Records from a dataset:
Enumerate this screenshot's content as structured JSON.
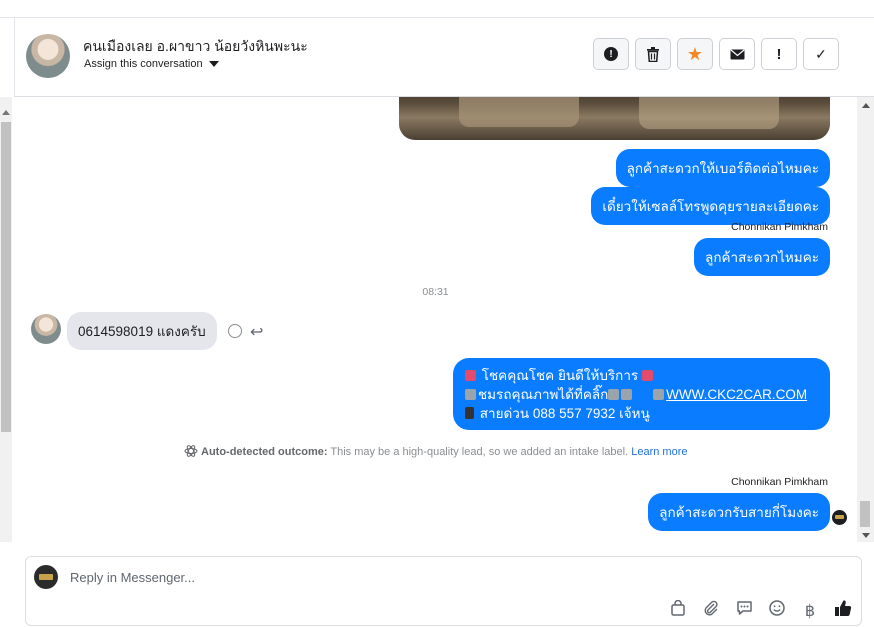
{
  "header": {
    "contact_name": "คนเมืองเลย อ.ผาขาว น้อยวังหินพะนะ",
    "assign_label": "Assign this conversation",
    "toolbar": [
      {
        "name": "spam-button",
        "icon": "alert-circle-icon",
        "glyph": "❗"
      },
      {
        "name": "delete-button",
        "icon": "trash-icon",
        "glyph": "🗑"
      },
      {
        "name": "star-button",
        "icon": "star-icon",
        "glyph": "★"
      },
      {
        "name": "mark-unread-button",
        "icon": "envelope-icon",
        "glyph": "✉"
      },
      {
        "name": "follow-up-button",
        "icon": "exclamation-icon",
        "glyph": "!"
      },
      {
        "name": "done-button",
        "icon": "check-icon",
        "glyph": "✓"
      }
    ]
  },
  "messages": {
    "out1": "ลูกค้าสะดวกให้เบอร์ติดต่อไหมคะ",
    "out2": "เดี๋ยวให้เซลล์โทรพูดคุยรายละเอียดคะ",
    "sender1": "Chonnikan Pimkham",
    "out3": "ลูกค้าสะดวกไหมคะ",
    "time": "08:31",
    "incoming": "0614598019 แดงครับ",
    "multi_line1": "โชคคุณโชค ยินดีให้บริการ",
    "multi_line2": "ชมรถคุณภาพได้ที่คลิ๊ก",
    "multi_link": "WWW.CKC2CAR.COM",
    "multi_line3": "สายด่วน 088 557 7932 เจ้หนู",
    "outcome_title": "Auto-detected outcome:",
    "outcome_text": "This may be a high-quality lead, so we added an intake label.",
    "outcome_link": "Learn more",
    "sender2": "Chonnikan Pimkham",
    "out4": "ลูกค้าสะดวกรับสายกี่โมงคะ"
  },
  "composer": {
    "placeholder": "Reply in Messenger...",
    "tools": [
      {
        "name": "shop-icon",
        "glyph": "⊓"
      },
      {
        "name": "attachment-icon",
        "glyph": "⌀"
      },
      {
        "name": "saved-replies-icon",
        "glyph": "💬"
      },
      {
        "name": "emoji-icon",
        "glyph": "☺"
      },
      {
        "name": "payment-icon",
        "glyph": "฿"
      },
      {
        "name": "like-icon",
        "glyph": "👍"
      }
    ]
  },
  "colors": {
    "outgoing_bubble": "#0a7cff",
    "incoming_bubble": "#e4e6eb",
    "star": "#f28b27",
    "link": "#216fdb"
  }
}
--
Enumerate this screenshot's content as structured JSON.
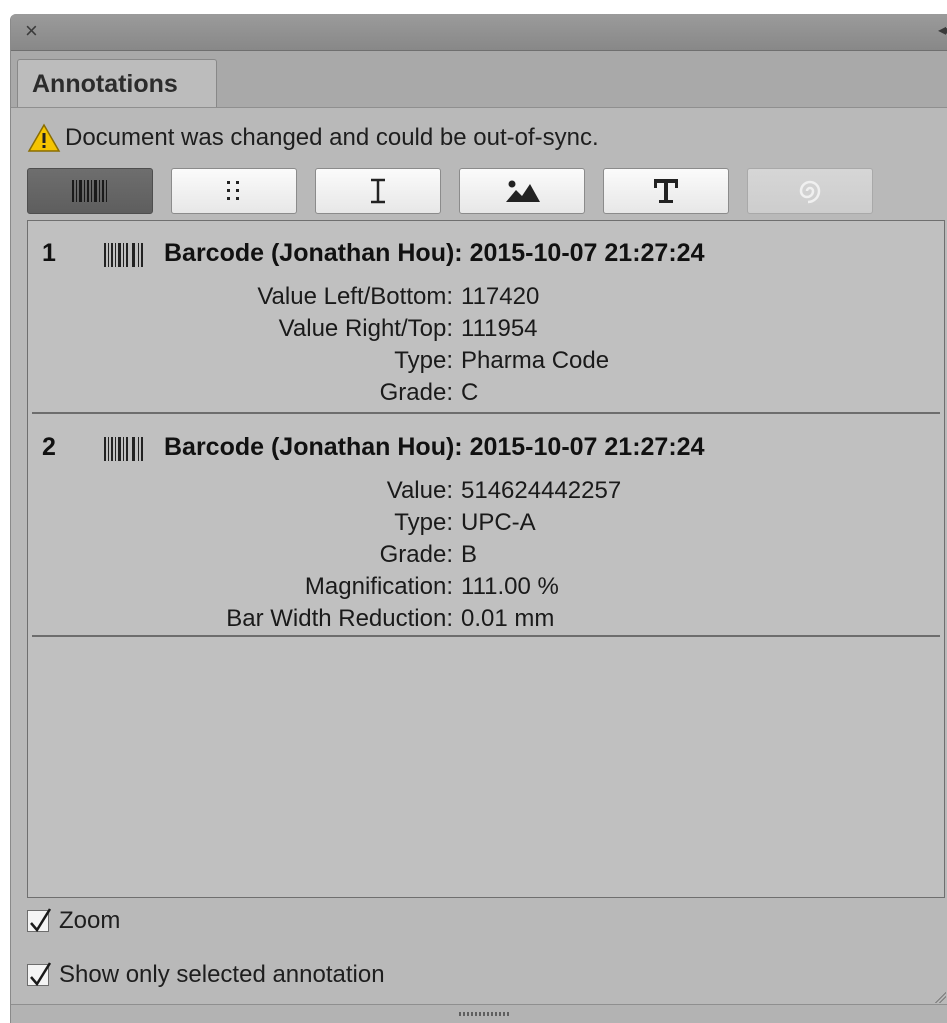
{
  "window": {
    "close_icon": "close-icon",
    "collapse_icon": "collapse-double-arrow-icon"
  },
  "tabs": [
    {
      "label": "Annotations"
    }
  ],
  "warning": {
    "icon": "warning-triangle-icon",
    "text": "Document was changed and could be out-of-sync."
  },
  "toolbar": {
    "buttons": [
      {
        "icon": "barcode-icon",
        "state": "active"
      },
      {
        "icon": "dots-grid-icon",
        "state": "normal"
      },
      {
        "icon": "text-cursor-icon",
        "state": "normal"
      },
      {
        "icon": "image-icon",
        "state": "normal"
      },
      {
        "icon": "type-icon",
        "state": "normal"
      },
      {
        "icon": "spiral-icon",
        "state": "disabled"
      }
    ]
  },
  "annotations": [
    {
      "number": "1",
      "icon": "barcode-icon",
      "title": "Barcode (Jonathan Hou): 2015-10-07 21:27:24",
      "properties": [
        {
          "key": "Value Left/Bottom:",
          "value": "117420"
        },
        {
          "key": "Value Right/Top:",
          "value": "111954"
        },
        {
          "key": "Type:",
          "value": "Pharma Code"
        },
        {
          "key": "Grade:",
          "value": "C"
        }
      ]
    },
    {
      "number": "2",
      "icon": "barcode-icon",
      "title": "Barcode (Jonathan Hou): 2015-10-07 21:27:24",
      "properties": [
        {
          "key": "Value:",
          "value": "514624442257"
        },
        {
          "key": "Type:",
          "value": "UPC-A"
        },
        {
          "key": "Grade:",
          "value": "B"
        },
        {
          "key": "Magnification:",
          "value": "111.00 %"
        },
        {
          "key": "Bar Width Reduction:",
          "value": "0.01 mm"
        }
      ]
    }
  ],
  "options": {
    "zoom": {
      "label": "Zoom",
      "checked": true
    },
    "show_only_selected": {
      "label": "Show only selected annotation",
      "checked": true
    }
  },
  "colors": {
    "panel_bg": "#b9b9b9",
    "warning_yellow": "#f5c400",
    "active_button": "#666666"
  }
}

= WHAT IS EXPECTED =
Every line in the data above that contains "Chonnikan" needs to be copied.

= SOLUTION =
    "sender1": "Chonnikan Pimkham",
    "sender2": "Chonnikan Pimkham",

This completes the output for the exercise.